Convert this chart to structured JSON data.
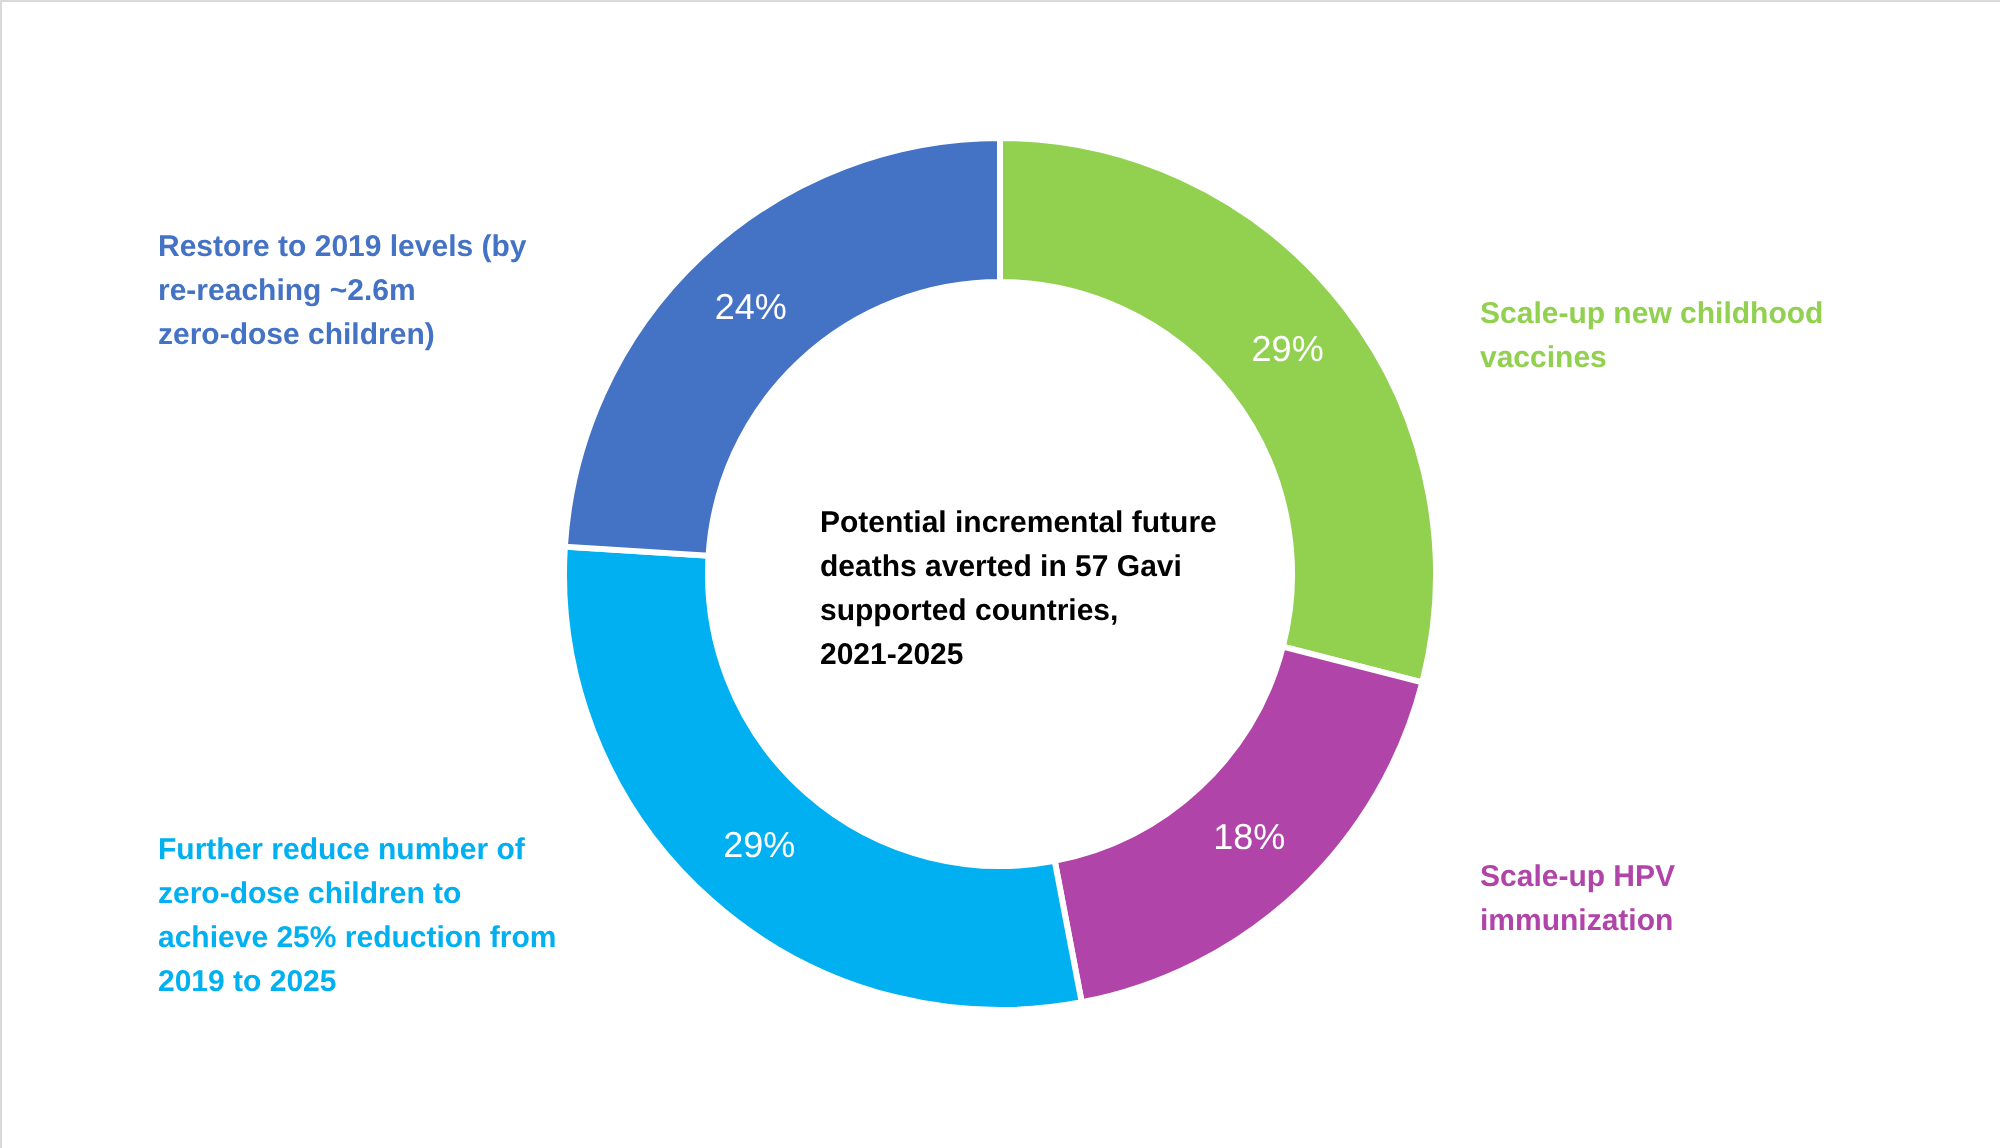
{
  "chart_data": {
    "type": "donut",
    "title": "Potential incremental future deaths averted in 57 Gavi supported countries, 2021-2025",
    "categories": [
      "Scale-up new childhood vaccines",
      "Scale-up HPV immunization",
      "Further reduce number of zero-dose children to achieve 25% reduction from 2019 to 2025",
      "Restore to 2019 levels (by re-reaching ~2.6m zero-dose children)"
    ],
    "values": [
      29,
      18,
      29,
      24
    ],
    "colors": [
      "#92d050",
      "#b044a8",
      "#00b0f0",
      "#4472c4"
    ],
    "value_labels": [
      "29%",
      "18%",
      "29%",
      "24%"
    ]
  }
}
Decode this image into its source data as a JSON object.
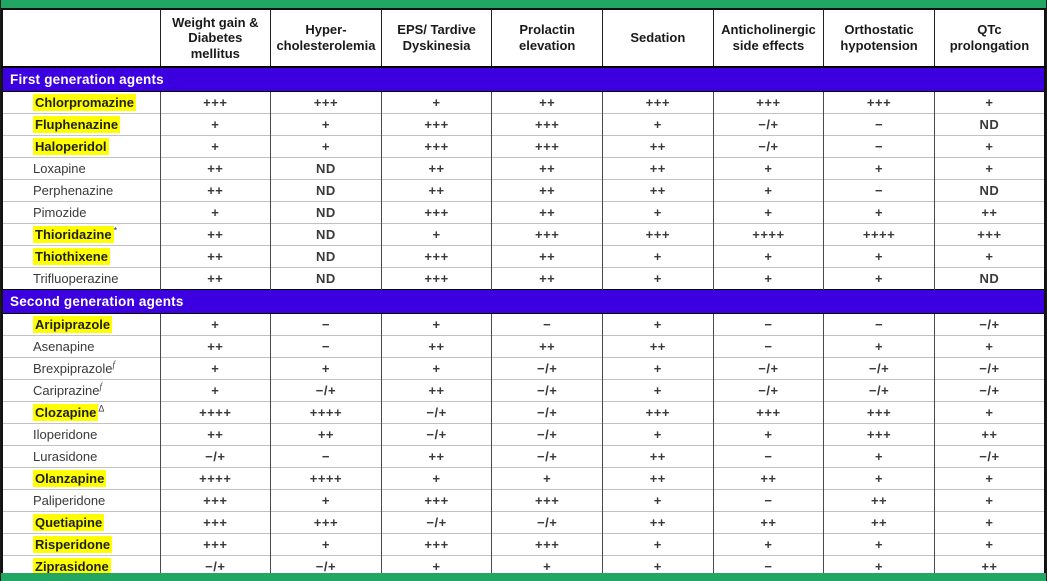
{
  "table": {
    "corner_label": "",
    "columns": [
      "Weight gain & Diabetes mellitus",
      "Hyper-cholesterolemia",
      "EPS/ Tardive Dyskinesia",
      "Prolactin elevation",
      "Sedation",
      "Anticholinergic side effects",
      "Orthostatic hypotension",
      "QTc prolongation"
    ],
    "rating_legend_symbols": [
      "++++",
      "+++",
      "++",
      "+",
      "−/+",
      "−",
      "ND"
    ],
    "sections": [
      {
        "label": "First generation agents",
        "rows": [
          {
            "name": "Chlorpromazine",
            "highlighted": true,
            "sup": "",
            "values": [
              "+++",
              "+++",
              "+",
              "++",
              "+++",
              "+++",
              "+++",
              "+"
            ]
          },
          {
            "name": "Fluphenazine",
            "highlighted": true,
            "sup": "",
            "values": [
              "+",
              "+",
              "+++",
              "+++",
              "+",
              "−/+",
              "−",
              "ND"
            ]
          },
          {
            "name": "Haloperidol",
            "highlighted": true,
            "sup": "",
            "values": [
              "+",
              "+",
              "+++",
              "+++",
              "++",
              "−/+",
              "−",
              "+"
            ]
          },
          {
            "name": "Loxapine",
            "highlighted": false,
            "sup": "",
            "values": [
              "++",
              "ND",
              "++",
              "++",
              "++",
              "+",
              "+",
              "+"
            ]
          },
          {
            "name": "Perphenazine",
            "highlighted": false,
            "sup": "",
            "values": [
              "++",
              "ND",
              "++",
              "++",
              "++",
              "+",
              "−",
              "ND"
            ]
          },
          {
            "name": "Pimozide",
            "highlighted": false,
            "sup": "",
            "values": [
              "+",
              "ND",
              "+++",
              "++",
              "+",
              "+",
              "+",
              "++"
            ]
          },
          {
            "name": "Thioridazine",
            "highlighted": true,
            "sup": "*",
            "values": [
              "++",
              "ND",
              "+",
              "+++",
              "+++",
              "++++",
              "++++",
              "+++"
            ]
          },
          {
            "name": "Thiothixene",
            "highlighted": true,
            "sup": "",
            "values": [
              "++",
              "ND",
              "+++",
              "++",
              "+",
              "+",
              "+",
              "+"
            ]
          },
          {
            "name": "Trifluoperazine",
            "highlighted": false,
            "sup": "",
            "values": [
              "++",
              "ND",
              "+++",
              "++",
              "+",
              "+",
              "+",
              "ND"
            ]
          }
        ]
      },
      {
        "label": "Second generation agents",
        "rows": [
          {
            "name": "Aripiprazole",
            "highlighted": true,
            "sup": "",
            "values": [
              "+",
              "−",
              "+",
              "−",
              "+",
              "−",
              "−",
              "−/+"
            ]
          },
          {
            "name": "Asenapine",
            "highlighted": false,
            "sup": "",
            "values": [
              "++",
              "−",
              "++",
              "++",
              "++",
              "−",
              "+",
              "+"
            ]
          },
          {
            "name": "Brexpiprazole",
            "highlighted": false,
            "sup": "f",
            "values": [
              "+",
              "+",
              "+",
              "−/+",
              "+",
              "−/+",
              "−/+",
              "−/+"
            ]
          },
          {
            "name": "Cariprazine",
            "highlighted": false,
            "sup": "f",
            "values": [
              "+",
              "−/+",
              "++",
              "−/+",
              "+",
              "−/+",
              "−/+",
              "−/+"
            ]
          },
          {
            "name": "Clozapine",
            "highlighted": true,
            "sup": "Δ",
            "values": [
              "++++",
              "++++",
              "−/+",
              "−/+",
              "+++",
              "+++",
              "+++",
              "+"
            ]
          },
          {
            "name": "Iloperidone",
            "highlighted": false,
            "sup": "",
            "values": [
              "++",
              "++",
              "−/+",
              "−/+",
              "+",
              "+",
              "+++",
              "++"
            ]
          },
          {
            "name": "Lurasidone",
            "highlighted": false,
            "sup": "",
            "values": [
              "−/+",
              "−",
              "++",
              "−/+",
              "++",
              "−",
              "+",
              "−/+"
            ]
          },
          {
            "name": "Olanzapine",
            "highlighted": true,
            "sup": "",
            "values": [
              "++++",
              "++++",
              "+",
              "+",
              "++",
              "++",
              "+",
              "+"
            ]
          },
          {
            "name": "Paliperidone",
            "highlighted": false,
            "sup": "",
            "values": [
              "+++",
              "+",
              "+++",
              "+++",
              "+",
              "−",
              "++",
              "+"
            ]
          },
          {
            "name": "Quetiapine",
            "highlighted": true,
            "sup": "",
            "values": [
              "+++",
              "+++",
              "−/+",
              "−/+",
              "++",
              "++",
              "++",
              "+"
            ]
          },
          {
            "name": "Risperidone",
            "highlighted": true,
            "sup": "",
            "values": [
              "+++",
              "+",
              "+++",
              "+++",
              "+",
              "+",
              "+",
              "+"
            ]
          },
          {
            "name": "Ziprasidone",
            "highlighted": true,
            "sup": "",
            "values": [
              "−/+",
              "−/+",
              "+",
              "+",
              "+",
              "−",
              "+",
              "++"
            ]
          }
        ]
      }
    ]
  },
  "colors": {
    "section_header_bg": "#3C00E0",
    "section_header_text": "#FFFFFF",
    "highlight": "#FFFF00",
    "accent_bar": "#21A663",
    "value_text": "#3A3A3A"
  }
}
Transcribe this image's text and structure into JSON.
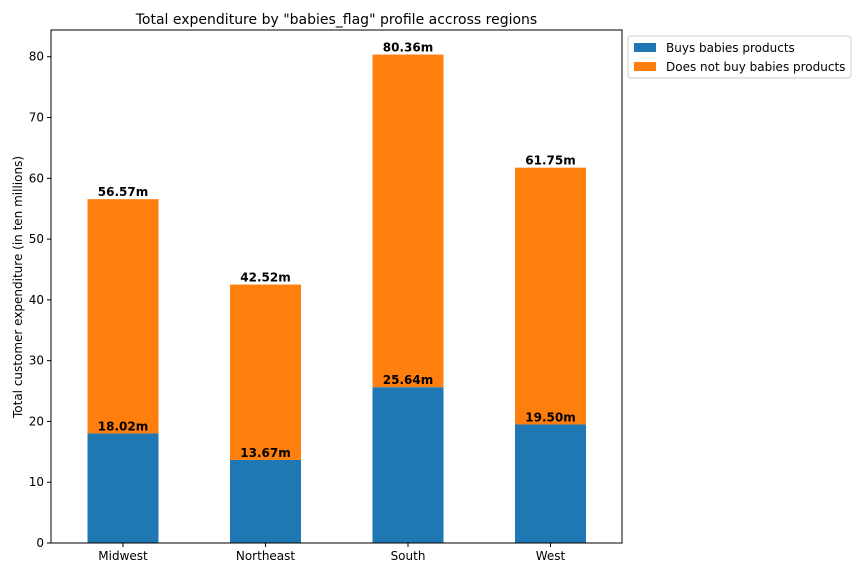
{
  "chart_data": {
    "type": "bar",
    "stacked": true,
    "title": "Total expenditure by \"babies_flag\" profile accross regions",
    "xlabel": "",
    "ylabel": "Total customer expenditure (in ten millions)",
    "categories": [
      "Midwest",
      "Northeast",
      "South",
      "West"
    ],
    "ylim": [
      0,
      84.4
    ],
    "yticks": [
      0,
      10,
      20,
      30,
      40,
      50,
      60,
      70,
      80
    ],
    "series": [
      {
        "name": "Buys babies products",
        "color": "#1f77b4",
        "values": [
          18.02,
          13.67,
          25.64,
          19.5
        ]
      },
      {
        "name": "Does not buy babies products",
        "color": "#ff7f0e",
        "values": [
          38.55,
          28.85,
          54.72,
          42.25
        ]
      }
    ],
    "segment_labels": [
      "18.02m",
      "13.67m",
      "25.64m",
      "19.50m"
    ],
    "total_labels": [
      "56.57m",
      "42.52m",
      "80.36m",
      "61.75m"
    ],
    "legend_position": "outside-upper-right",
    "grid": false
  }
}
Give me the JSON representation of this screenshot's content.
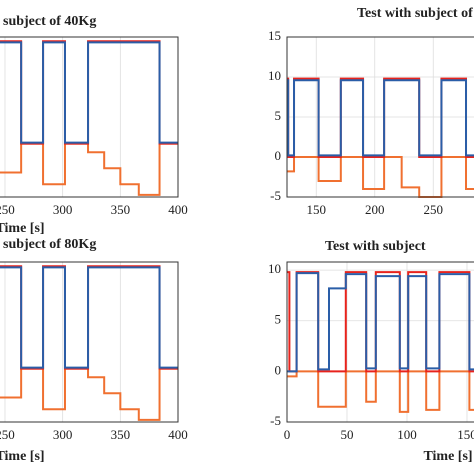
{
  "chart_data": [
    {
      "type": "line",
      "title": "subject of 40Kg",
      "xlabel": "Time [s]",
      "xlim": [
        240,
        400
      ],
      "xticks": [
        250,
        300,
        350,
        400
      ],
      "ylim": [
        -5,
        10
      ],
      "grid": true,
      "x": [
        240,
        264,
        264,
        283,
        283,
        302,
        302,
        322,
        322,
        336,
        336,
        350,
        350,
        366,
        366,
        384,
        384,
        400
      ],
      "series": [
        {
          "color": "#f07030",
          "values": [
            -2.7,
            -2.7,
            0,
            0,
            -3.8,
            -3.8,
            0,
            0,
            -0.8,
            -0.8,
            -2.3,
            -2.3,
            -3.8,
            -3.8,
            -4.8,
            -4.8,
            0,
            0
          ]
        },
        {
          "color": "#e8231c",
          "values": [
            9.6,
            9.6,
            0,
            0,
            9.6,
            9.6,
            0,
            0,
            9.6,
            9.6,
            9.6,
            9.6,
            9.6,
            9.6,
            9.6,
            9.6,
            0,
            0
          ]
        },
        {
          "color": "#2a5ea8",
          "values": [
            9.5,
            9.5,
            0.1,
            0.1,
            9.5,
            9.5,
            0.1,
            0.1,
            9.5,
            9.5,
            9.5,
            9.5,
            9.5,
            9.5,
            9.5,
            9.5,
            0.1,
            0.1
          ]
        }
      ]
    },
    {
      "type": "line",
      "title": "Test with subject of",
      "xlim": [
        125,
        300
      ],
      "xticks": [
        150,
        200,
        250
      ],
      "ylim": [
        -5,
        15
      ],
      "yticks": [
        -5,
        0,
        5,
        10,
        15
      ],
      "grid": true,
      "x": [
        125,
        126,
        126,
        131,
        131,
        152,
        152,
        171,
        171,
        190,
        190,
        208,
        208,
        223,
        223,
        238,
        238,
        257,
        257,
        278,
        278,
        300
      ],
      "series": [
        {
          "color": "#f07030",
          "values": [
            -1.8,
            -1.8,
            -1.8,
            -1.8,
            0,
            0,
            -3,
            -3,
            0,
            0,
            -4,
            -4,
            0,
            0,
            -3.8,
            -3.8,
            -5,
            -5,
            0,
            0,
            -4,
            -4
          ]
        },
        {
          "color": "#e8231c",
          "values": [
            9.8,
            9.8,
            0,
            0,
            9.8,
            9.8,
            0,
            0,
            9.8,
            9.8,
            0,
            0,
            9.8,
            9.8,
            9.8,
            9.8,
            0,
            0,
            9.8,
            9.8,
            0,
            0
          ]
        },
        {
          "color": "#2a5ea8",
          "values": [
            9.6,
            9.6,
            0.2,
            0.2,
            9.6,
            9.6,
            0.2,
            0.2,
            9.6,
            9.6,
            0.2,
            0.2,
            9.6,
            9.6,
            9.6,
            9.6,
            0.2,
            0.2,
            9.6,
            9.6,
            0.2,
            0.2
          ]
        }
      ]
    },
    {
      "type": "line",
      "title": "subject of 80Kg",
      "xlabel": "Time [s]",
      "xlim": [
        240,
        400
      ],
      "xticks": [
        250,
        300,
        350,
        400
      ],
      "ylim": [
        -5,
        10
      ],
      "grid": true,
      "x": [
        240,
        264,
        264,
        283,
        283,
        302,
        302,
        322,
        322,
        336,
        336,
        350,
        350,
        366,
        366,
        384,
        384,
        400
      ],
      "series": [
        {
          "color": "#f07030",
          "values": [
            -2.7,
            -2.7,
            0,
            0,
            -3.8,
            -3.8,
            0,
            0,
            -0.8,
            -0.8,
            -2.3,
            -2.3,
            -3.8,
            -3.8,
            -4.8,
            -4.8,
            0,
            0
          ]
        },
        {
          "color": "#e8231c",
          "values": [
            9.6,
            9.6,
            0,
            0,
            9.6,
            9.6,
            0,
            0,
            9.6,
            9.6,
            9.6,
            9.6,
            9.6,
            9.6,
            9.6,
            9.6,
            0,
            0
          ]
        },
        {
          "color": "#2a5ea8",
          "values": [
            9.5,
            9.5,
            0.1,
            0.1,
            9.5,
            9.5,
            0.1,
            0.1,
            9.5,
            9.5,
            9.5,
            9.5,
            9.5,
            9.5,
            9.5,
            9.5,
            0.1,
            0.1
          ]
        }
      ]
    },
    {
      "type": "line",
      "title": "Test with subject",
      "xlabel": "Time [s]",
      "xlim": [
        0,
        160
      ],
      "xticks": [
        0,
        50,
        100,
        150
      ],
      "ylim": [
        -5,
        10.8
      ],
      "yticks": [
        -5,
        0,
        5,
        10
      ],
      "grid": true,
      "x": [
        0,
        2,
        2,
        8,
        8,
        26,
        26,
        35,
        35,
        49,
        49,
        66,
        66,
        74,
        74,
        94,
        94,
        101,
        101,
        116,
        116,
        127,
        127,
        152,
        152,
        160
      ],
      "series": [
        {
          "color": "#f07030",
          "values": [
            -0.5,
            -0.5,
            -0.5,
            -0.5,
            0,
            0,
            -3.5,
            -3.5,
            -3.5,
            -3.5,
            0,
            0,
            -3,
            -3,
            0,
            0,
            -4,
            -4,
            0,
            0,
            -3.8,
            -3.8,
            0,
            0,
            -3.8,
            -3.8
          ]
        },
        {
          "color": "#e8231c",
          "values": [
            9.8,
            9.8,
            0,
            0,
            9.8,
            9.8,
            0,
            0,
            0,
            0,
            9.8,
            9.8,
            0,
            0,
            9.8,
            9.8,
            0,
            0,
            9.8,
            9.8,
            0,
            0,
            9.8,
            9.8,
            0,
            0
          ]
        },
        {
          "color": "#2a5ea8",
          "values": [
            0,
            0,
            0,
            0,
            9.7,
            9.7,
            0.2,
            0.2,
            8.2,
            8.2,
            9.6,
            9.6,
            0.3,
            0.3,
            9.4,
            9.4,
            0.3,
            0.3,
            9.4,
            9.4,
            0.3,
            0.3,
            9.6,
            9.6,
            0.2,
            0.2
          ]
        }
      ]
    }
  ]
}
___
Description of the task: Copy every line of the entries above in which "generation" occurs.

Right answer:
        "label": "First generation agents",
        "label": "Second generation agents",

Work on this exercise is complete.